• _DIRECTIONS_
Omit all pictures and give the records below again exactly as written.

• _INFORMATION SUPPLIED_
########################################
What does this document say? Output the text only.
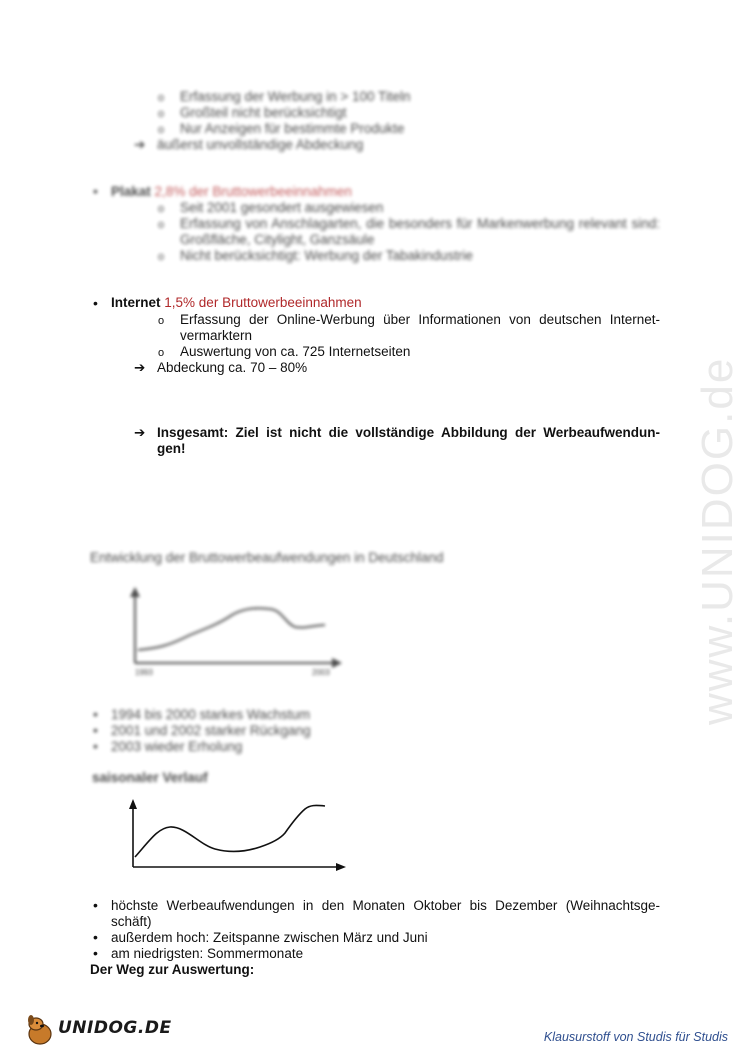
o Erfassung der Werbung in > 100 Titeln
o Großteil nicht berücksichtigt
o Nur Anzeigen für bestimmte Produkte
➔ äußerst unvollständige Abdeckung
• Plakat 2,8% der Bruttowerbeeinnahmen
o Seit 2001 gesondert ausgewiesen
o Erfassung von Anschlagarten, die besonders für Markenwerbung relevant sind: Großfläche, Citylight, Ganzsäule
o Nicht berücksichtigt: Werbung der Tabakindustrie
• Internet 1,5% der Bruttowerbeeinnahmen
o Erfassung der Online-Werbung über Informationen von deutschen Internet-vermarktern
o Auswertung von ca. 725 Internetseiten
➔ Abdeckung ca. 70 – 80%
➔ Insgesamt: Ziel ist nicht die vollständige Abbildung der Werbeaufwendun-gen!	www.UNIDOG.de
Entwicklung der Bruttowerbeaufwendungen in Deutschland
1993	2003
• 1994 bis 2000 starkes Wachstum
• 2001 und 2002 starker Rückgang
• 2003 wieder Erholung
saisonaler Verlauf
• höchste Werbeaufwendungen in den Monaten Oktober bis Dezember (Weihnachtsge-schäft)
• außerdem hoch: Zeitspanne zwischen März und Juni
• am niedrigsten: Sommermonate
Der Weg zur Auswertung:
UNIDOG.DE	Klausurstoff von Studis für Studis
########################################
• _RESULT OF THIS EXERCISE_
What does this document say? Output the text only.
o Erfassung der Werbung in > 100 Titeln
o Großteil nicht berücksichtigt
o Nur Anzeigen für bestimmte Produkte
➔ äußerst unvollständige Abdeckung
• Plakat 2,8% der Bruttowerbeeinnahmen
o Seit 2001 gesondert ausgewiesen
o Erfassung von Anschlagarten, die besonders für Markenwerbung relevant sind: Großfläche, Citylight, Ganzsäule
o Nicht berücksichtigt: Werbung der Tabakindustrie
• Internet 1,5% der Bruttowerbeeinnahmen
o Erfassung der Online-Werbung über Informationen von deutschen Internet-vermarktern
o Auswertung von ca. 725 Internetseiten
➔ Abdeckung ca. 70 – 80%
➔ Insgesamt: Ziel ist nicht die vollständige Abbildung der Werbeaufwendun-gen!	www.UNIDOG.de
Entwicklung der Bruttowerbeaufwendungen in Deutschland
1993	2003
• 1994 bis 2000 starkes Wachstum
• 2001 und 2002 starker Rückgang
• 2003 wieder Erholung
saisonaler Verlauf
• höchste Werbeaufwendungen in den Monaten Oktober bis Dezember (Weihnachtsge-schäft)
• außerdem hoch: Zeitspanne zwischen März und Juni
• am niedrigsten: Sommermonate
Der Weg zur Auswertung:
UNIDOG.DE	Klausurstoff von Studis für Studis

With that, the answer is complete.